■ Required task:
Find how many lines of the listing include the string "Current", and report only that figure.

■ Supplied entries:
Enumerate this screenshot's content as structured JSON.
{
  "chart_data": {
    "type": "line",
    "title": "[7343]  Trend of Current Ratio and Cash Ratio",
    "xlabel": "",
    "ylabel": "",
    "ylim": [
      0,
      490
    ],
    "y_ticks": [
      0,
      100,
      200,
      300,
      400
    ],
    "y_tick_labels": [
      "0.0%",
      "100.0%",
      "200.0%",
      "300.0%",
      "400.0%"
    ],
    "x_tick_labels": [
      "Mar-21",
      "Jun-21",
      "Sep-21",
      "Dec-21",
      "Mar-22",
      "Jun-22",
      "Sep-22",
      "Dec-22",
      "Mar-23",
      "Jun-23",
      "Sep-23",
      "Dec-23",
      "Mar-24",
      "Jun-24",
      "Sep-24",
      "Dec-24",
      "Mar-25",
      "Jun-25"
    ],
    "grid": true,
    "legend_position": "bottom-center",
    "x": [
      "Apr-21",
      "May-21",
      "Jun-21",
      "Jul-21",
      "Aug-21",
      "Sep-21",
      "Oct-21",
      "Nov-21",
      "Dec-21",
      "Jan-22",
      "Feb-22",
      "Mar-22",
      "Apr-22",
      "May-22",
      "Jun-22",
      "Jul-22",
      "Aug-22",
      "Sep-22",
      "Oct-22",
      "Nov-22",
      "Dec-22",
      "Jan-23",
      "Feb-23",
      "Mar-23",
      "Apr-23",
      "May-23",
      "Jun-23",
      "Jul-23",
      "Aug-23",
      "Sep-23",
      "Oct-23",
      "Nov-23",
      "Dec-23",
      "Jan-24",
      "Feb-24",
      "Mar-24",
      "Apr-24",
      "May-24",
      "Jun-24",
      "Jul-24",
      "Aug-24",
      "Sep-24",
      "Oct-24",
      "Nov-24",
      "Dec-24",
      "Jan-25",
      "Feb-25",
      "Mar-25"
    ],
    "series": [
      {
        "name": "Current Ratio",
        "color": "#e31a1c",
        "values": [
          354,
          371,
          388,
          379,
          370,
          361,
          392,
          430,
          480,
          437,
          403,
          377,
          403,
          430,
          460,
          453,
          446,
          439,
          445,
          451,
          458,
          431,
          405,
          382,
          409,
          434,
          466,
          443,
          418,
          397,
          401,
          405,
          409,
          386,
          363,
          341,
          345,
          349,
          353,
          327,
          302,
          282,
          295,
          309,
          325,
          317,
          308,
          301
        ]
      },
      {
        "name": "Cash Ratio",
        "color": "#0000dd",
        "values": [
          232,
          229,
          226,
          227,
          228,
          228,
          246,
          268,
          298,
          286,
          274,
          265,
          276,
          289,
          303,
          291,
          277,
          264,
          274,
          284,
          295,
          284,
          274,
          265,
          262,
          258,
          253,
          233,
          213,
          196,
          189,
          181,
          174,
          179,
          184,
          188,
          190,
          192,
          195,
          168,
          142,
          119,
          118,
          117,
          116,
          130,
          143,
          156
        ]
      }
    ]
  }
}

■ Solution below:
2